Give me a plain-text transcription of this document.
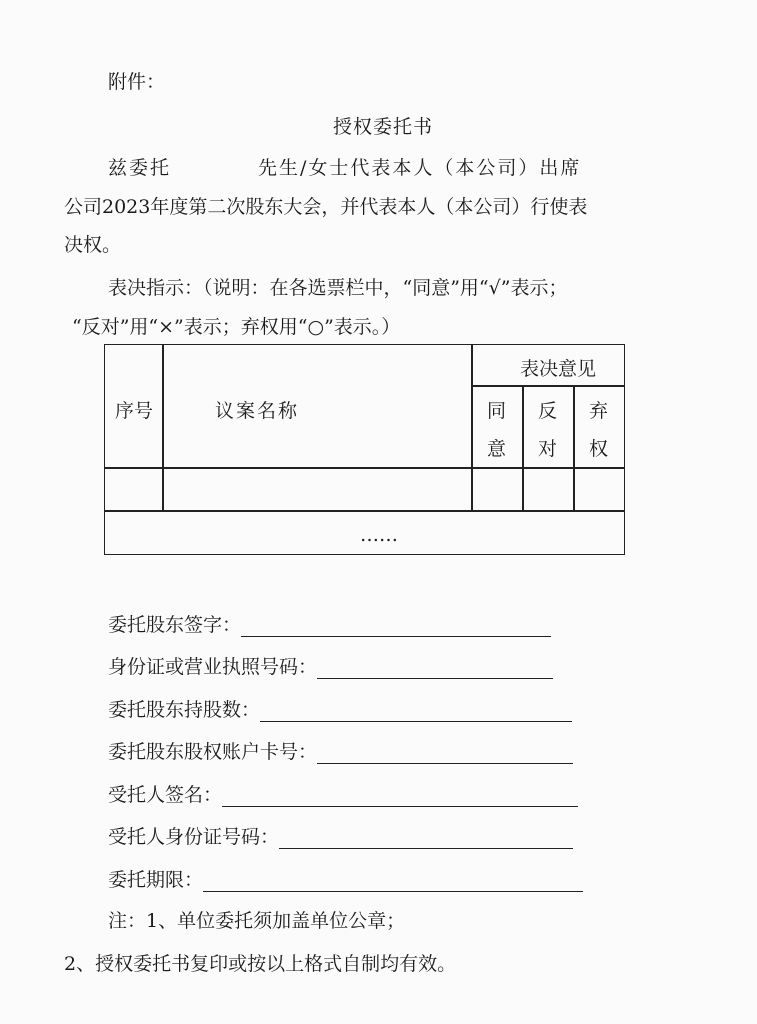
附件：
授权委托书
兹委托	先生/女士代表本人（本公司）出席
公司2023年度第二次股东大会，并代表本人（本公司）行使表
决权。
表决指示：（说明：在各选票栏中，“同意”用“√”表示；
“反对”用“×”表示；弃权用“○”表示。）
序号	议案名称
表决意见
同
意
反
对
弃
权
……
委托股东签字：
身份证或营业执照号码：
委托股东持股数：
委托股东股权账户卡号：
受托人签名：
受托人身份证号码：
委托期限：
注：1、单位委托须加盖单位公章；
2、授权委托书复印或按以上格式自制均有效。
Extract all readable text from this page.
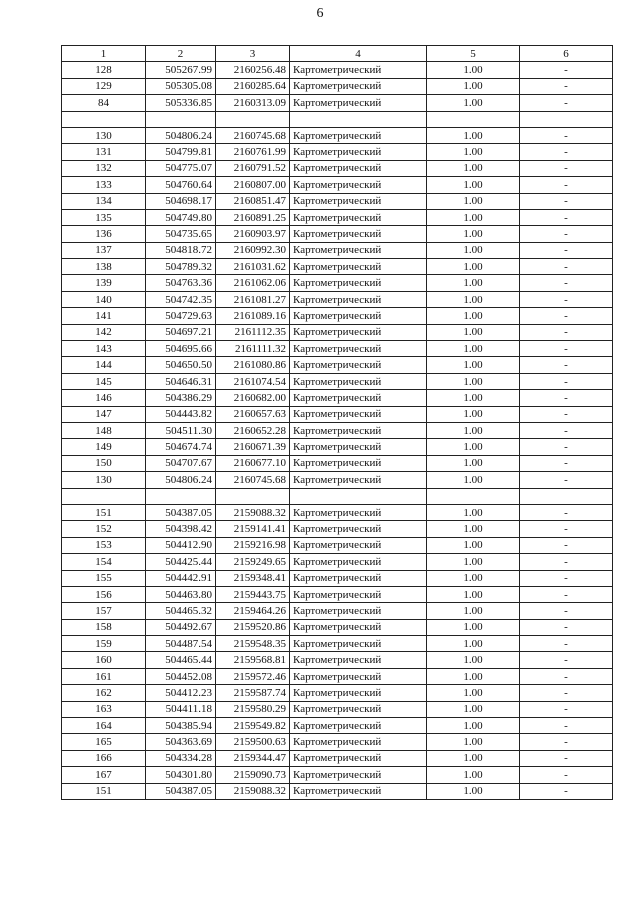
6
1	2	3	4	5	6
128	505267.99	2160256.48	Картометрический	1.00	-
129	505305.08	2160285.64	Картометрический	1.00	-
84	505336.85	2160313.09	Картометрический	1.00	-

130	504806.24	2160745.68	Картометрический	1.00	-
131	504799.81	2160761.99	Картометрический	1.00	-
132	504775.07	2160791.52	Картометрический	1.00	-
133	504760.64	2160807.00	Картометрический	1.00	-
134	504698.17	2160851.47	Картометрический	1.00	-
135	504749.80	2160891.25	Картометрический	1.00	-
136	504735.65	2160903.97	Картометрический	1.00	-
137	504818.72	2160992.30	Картометрический	1.00	-
138	504789.32	2161031.62	Картометрический	1.00	-
139	504763.36	2161062.06	Картометрический	1.00	-
140	504742.35	2161081.27	Картометрический	1.00	-
141	504729.63	2161089.16	Картометрический	1.00	-
142	504697.21	2161112.35	Картометрический	1.00	-
143	504695.66	2161111.32	Картометрический	1.00	-
144	504650.50	2161080.86	Картометрический	1.00	-
145	504646.31	2161074.54	Картометрический	1.00	-
146	504386.29	2160682.00	Картометрический	1.00	-
147	504443.82	2160657.63	Картометрический	1.00	-
148	504511.30	2160652.28	Картометрический	1.00	-
149	504674.74	2160671.39	Картометрический	1.00	-
150	504707.67	2160677.10	Картометрический	1.00	-
130	504806.24	2160745.68	Картометрический	1.00	-

151	504387.05	2159088.32	Картометрический	1.00	-
152	504398.42	2159141.41	Картометрический	1.00	-
153	504412.90	2159216.98	Картометрический	1.00	-
154	504425.44	2159249.65	Картометрический	1.00	-
155	504442.91	2159348.41	Картометрический	1.00	-
156	504463.80	2159443.75	Картометрический	1.00	-
157	504465.32	2159464.26	Картометрический	1.00	-
158	504492.67	2159520.86	Картометрический	1.00	-
159	504487.54	2159548.35	Картометрический	1.00	-
160	504465.44	2159568.81	Картометрический	1.00	-
161	504452.08	2159572.46	Картометрический	1.00	-
162	504412.23	2159587.74	Картометрический	1.00	-
163	504411.18	2159580.29	Картометрический	1.00	-
164	504385.94	2159549.82	Картометрический	1.00	-
165	504363.69	2159500.63	Картометрический	1.00	-
166	504334.28	2159344.47	Картометрический	1.00	-
167	504301.80	2159090.73	Картометрический	1.00	-
151	504387.05	2159088.32	Картометрический	1.00	-
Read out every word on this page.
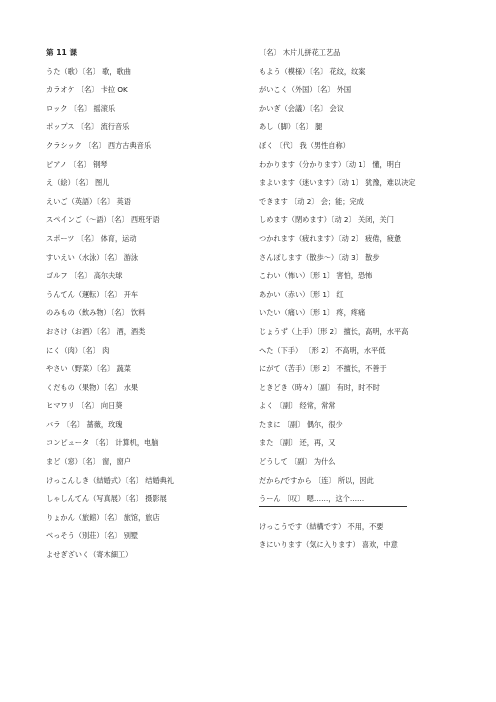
第 11 课
うた（歌）〔名〕 歌，歌曲
カラオケ 〔名〕 卡拉 OK
ロック 〔名〕 摇滚乐
ポップス 〔名〕 流行音乐
クラシック 〔名〕 西方古典音乐
ピアノ 〔名〕 钢琴
え（絵）〔名〕 图儿
えいご（英語）〔名〕 英语
スペインご（～語）〔名〕 西班牙语
スポーツ 〔名〕 体育，运动
すいえい（水泳）〔名〕 游泳
ゴルフ 〔名〕 高尔夫球
うんてん（運転）〔名〕 开车
のみもの（飲み物）〔名〕 饮料
おさけ（お酒）〔名〕 酒，酒类
にく（肉）〔名〕 肉
やさい（野菜）〔名〕 蔬菜
くだもの（果物）〔名〕 水果
ヒマワリ 〔名〕 向日葵
バラ 〔名〕 蔷薇，玫瑰
コンピュータ 〔名〕 计算机，电脑
まど（窓）〔名〕 窗，窗户
けっこんしき（結婚式）〔名〕 结婚典礼
しゃしんてん（写真展）〔名〕 摄影展
りょかん（旅館）〔名〕 旅馆，旅店
べっそう（別荘）〔名〕 别墅
よせぎざいく（寄木細工）
〔名〕 木片儿拼花工艺品
もよう（模様）〔名〕 花纹，纹案
がいこく（外国）〔名〕 外国
かいぎ（会議）〔名〕 会议
あし（脚）〔名〕 腿
ぼく 〔代〕 我（男性自称）
わかります（分かります）〔动 1〕 懂，明白
まよいます（迷います）〔动 1〕 犹豫，难以决定
できます 〔动 2〕 会；能；完成
しめます（閉めます）〔动 2〕 关闭，关门
つかれます（疲れます）〔动 2〕 疲倦，疲惫
さんぽします（散歩～）〔动 3〕 散步
こわい（怖い）〔形 1〕 害怕，恐怖
あかい（赤い）〔形 1〕 红
いたい（痛い）〔形 1〕 疼，疼痛
じょうず（上手）〔形 2〕 擅长，高明，水平高
へた（下手） 〔形 2〕 不高明，水平低
にがて（苦手）〔形 2〕 不擅长，不善于
ときどき（時々）〔副〕 有时，时不时
よく 〔副〕 经常，常常
たまに 〔副〕 偶尔，很少
また 〔副〕 还，再，又
どうして 〔副〕 为什么
だから/ですから 〔连〕 所以，因此
うーん 〔叹〕 嗯……，这个……
けっこうです（結構です） 不用，不要
きにいります（気に入ります） 喜欢，中意
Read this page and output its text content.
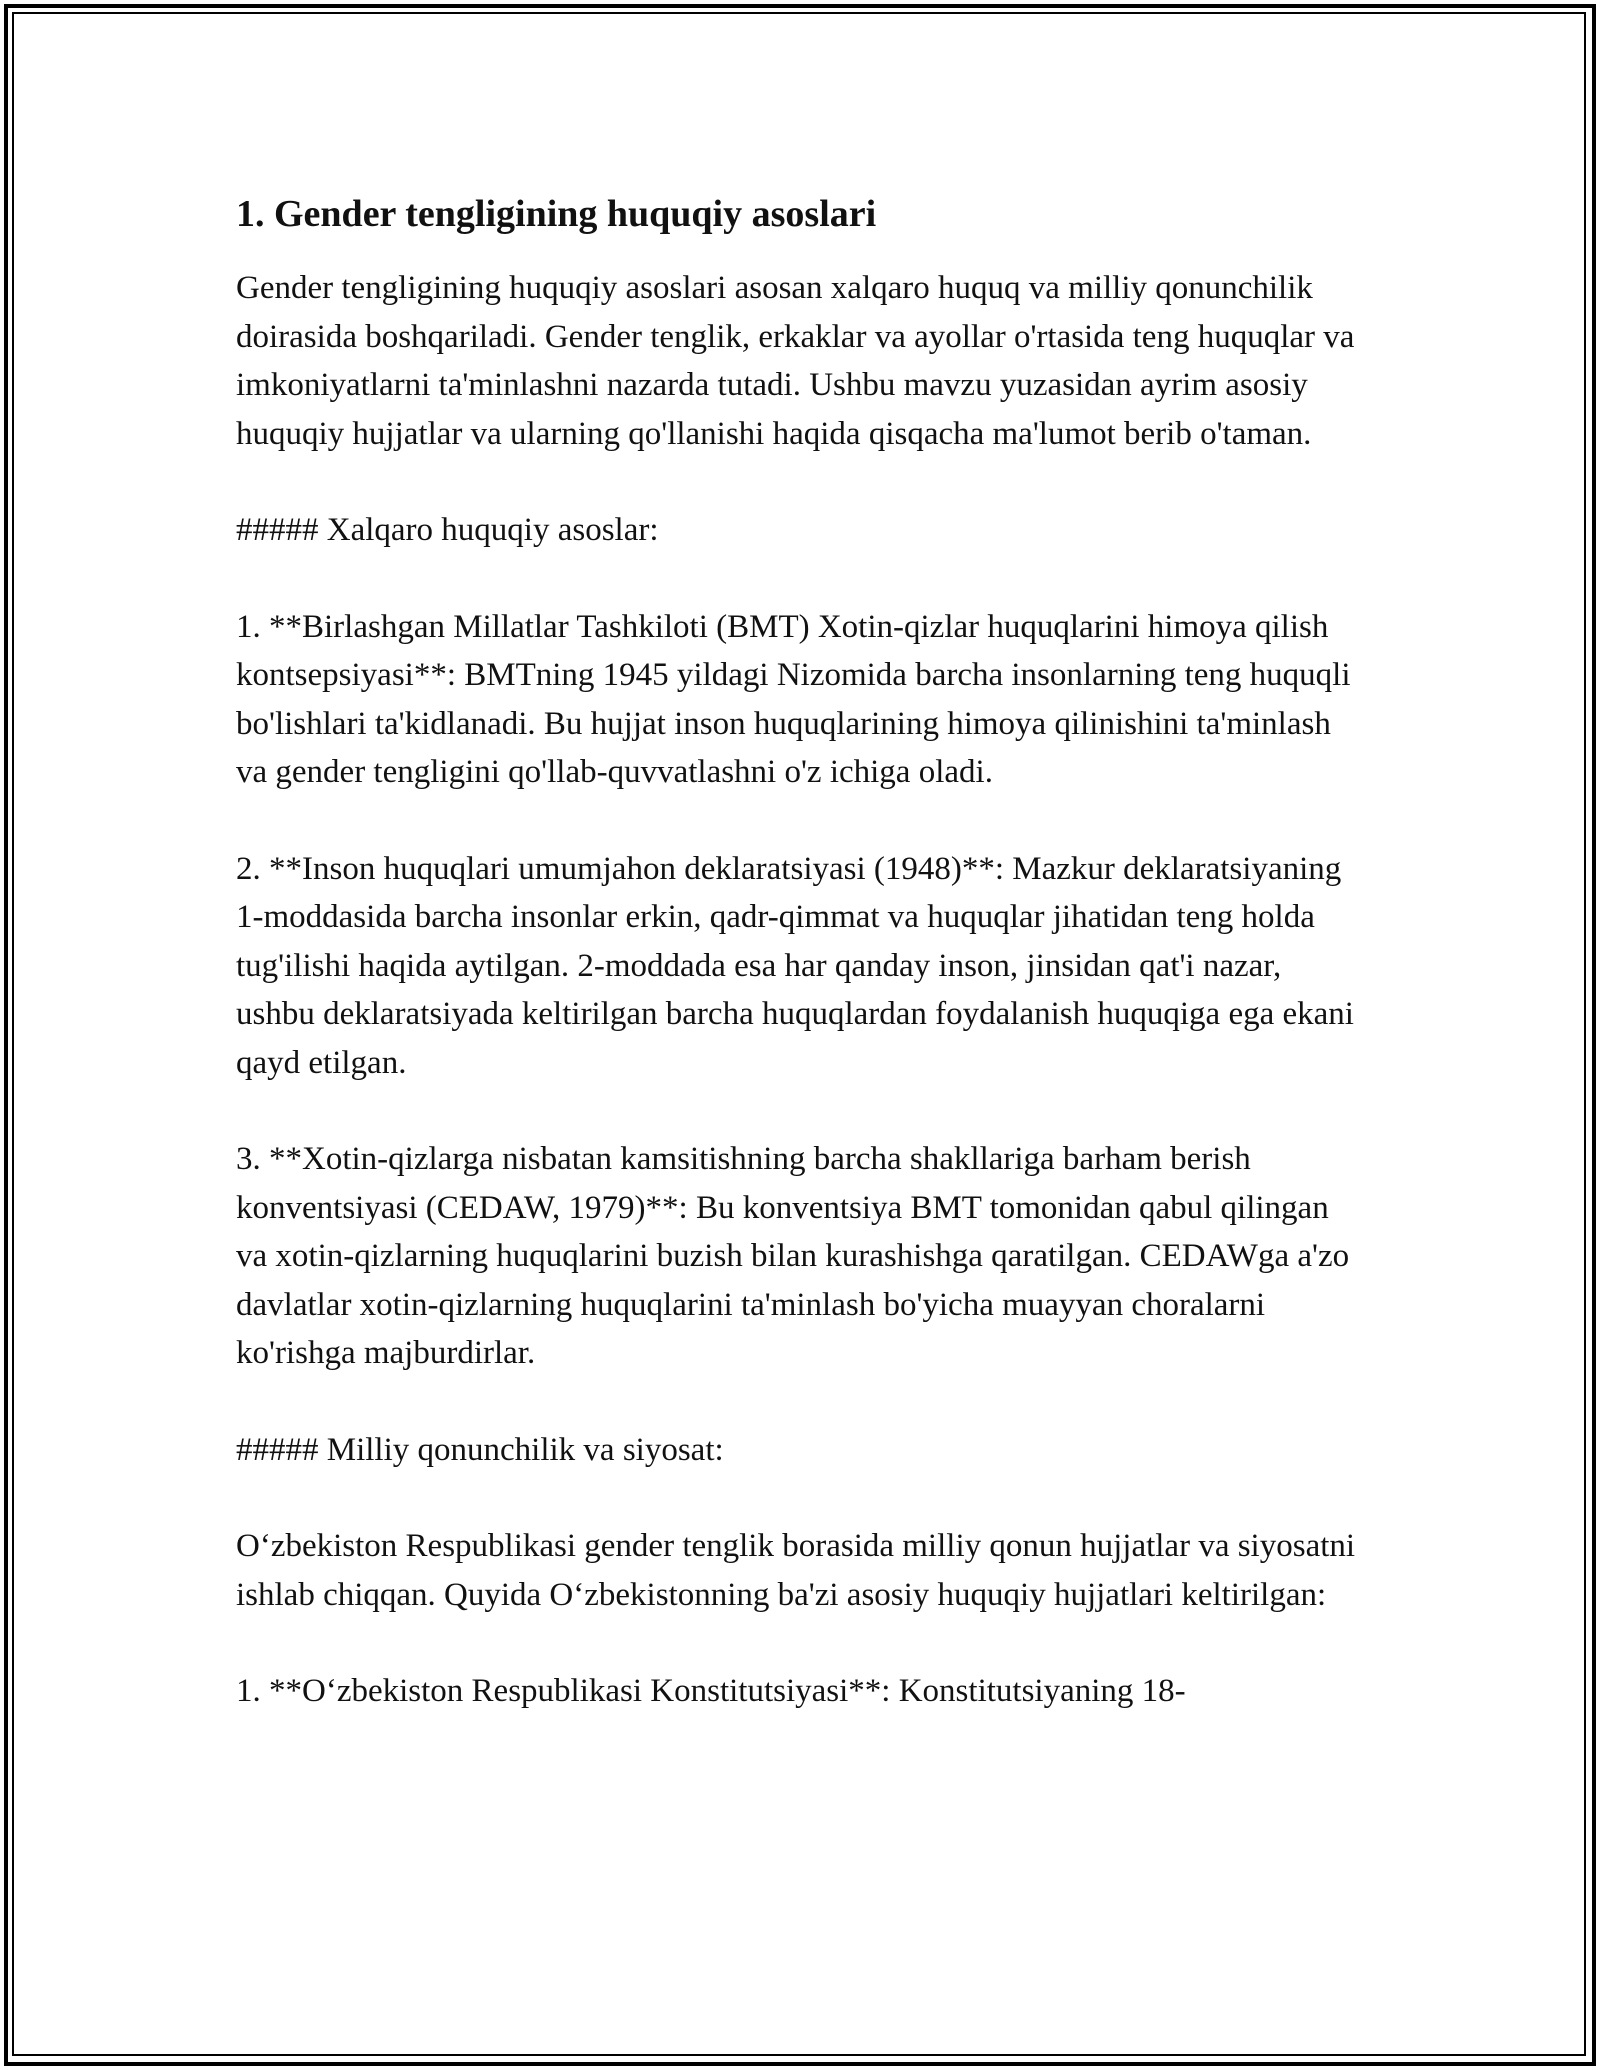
1. Gender tengligining huquqiy asoslari

Gender tengligining huquqiy asoslari asosan xalqaro huquq va milliy qonunchilik doirasida boshqariladi. Gender tenglik, erkaklar va ayollar o'rtasida teng huquqlar va imkoniyatlarni ta'minlashni nazarda tutadi. Ushbu mavzu yuzasidan ayrim asosiy huquqiy hujjatlar va ularning qo'llanishi haqida qisqacha ma'lumot berib o'taman.

##### Xalqaro huquqiy asoslar:

1. **Birlashgan Millatlar Tashkiloti (BMT) Xotin-qizlar huquqlarini himoya qilish kontsepsiyasi**: BMTning 1945 yildagi Nizomida barcha insonlarning teng huquqli bo'lishlari ta'kidlanadi. Bu hujjat inson huquqlarining himoya qilinishini ta'minlash va gender tengligini qo'llab-quvvatlashni o'z ichiga oladi.

2. **Inson huquqlari umumjahon deklaratsiyasi (1948)**: Mazkur deklaratsiyaning 1-moddasida barcha insonlar erkin, qadr-qimmat va huquqlar jihatidan teng holda tug'ilishi haqida aytilgan. 2-moddada esa har qanday inson, jinsidan qat'i nazar, ushbu deklaratsiyada keltirilgan barcha huquqlardan foydalanish huquqiga ega ekani qayd etilgan.

3. **Xotin-qizlarga nisbatan kamsitishning barcha shakllariga barham berish konventsiyasi (CEDAW, 1979)**: Bu konventsiya BMT tomonidan qabul qilingan va xotin-qizlarning huquqlarini buzish bilan kurashishga qaratilgan. CEDAWga a'zo davlatlar xotin-qizlarning huquqlarini ta'minlash bo'yicha muayyan choralarni ko'rishga majburdirlar.

##### Milliy qonunchilik va siyosat:

O‘zbekiston Respublikasi gender tenglik borasida milliy qonun hujjatlar va siyosatni ishlab chiqqan. Quyida O‘zbekistonning ba'zi asosiy huquqiy hujjatlari keltirilgan:

1. **O‘zbekiston Respublikasi Konstitutsiyasi**: Konstitutsiyaning 18-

• • • • •

--- Task prompt ---
List each line in the listing that contains the string "huquqlarini".

--- Solution for this exercise ---
1. **Birlashgan Millatlar Tashkiloti (BMT) Xotin-qizlar huquqlarini himoya qilish kontsepsiyasi**: BMTning 1945 yildagi Nizomida barcha insonlarning teng huquqli bo'lishlari ta'kidlanadi. Bu hujjat inson huquqlarining himoya qilinishini ta'minlash va gender tengligini qo'llab-quvvatlashni o'z ichiga oladi.
3. **Xotin-qizlarga nisbatan kamsitishning barcha shakllariga barham berish konventsiyasi (CEDAW, 1979)**: Bu konventsiya BMT tomonidan qabul qilingan va xotin-qizlarning huquqlarini buzish bilan kurashishga qaratilgan. CEDAWga a'zo davlatlar xotin-qizlarning huquqlarini ta'minlash bo'yicha muayyan choralarni ko'rishga majburdirlar.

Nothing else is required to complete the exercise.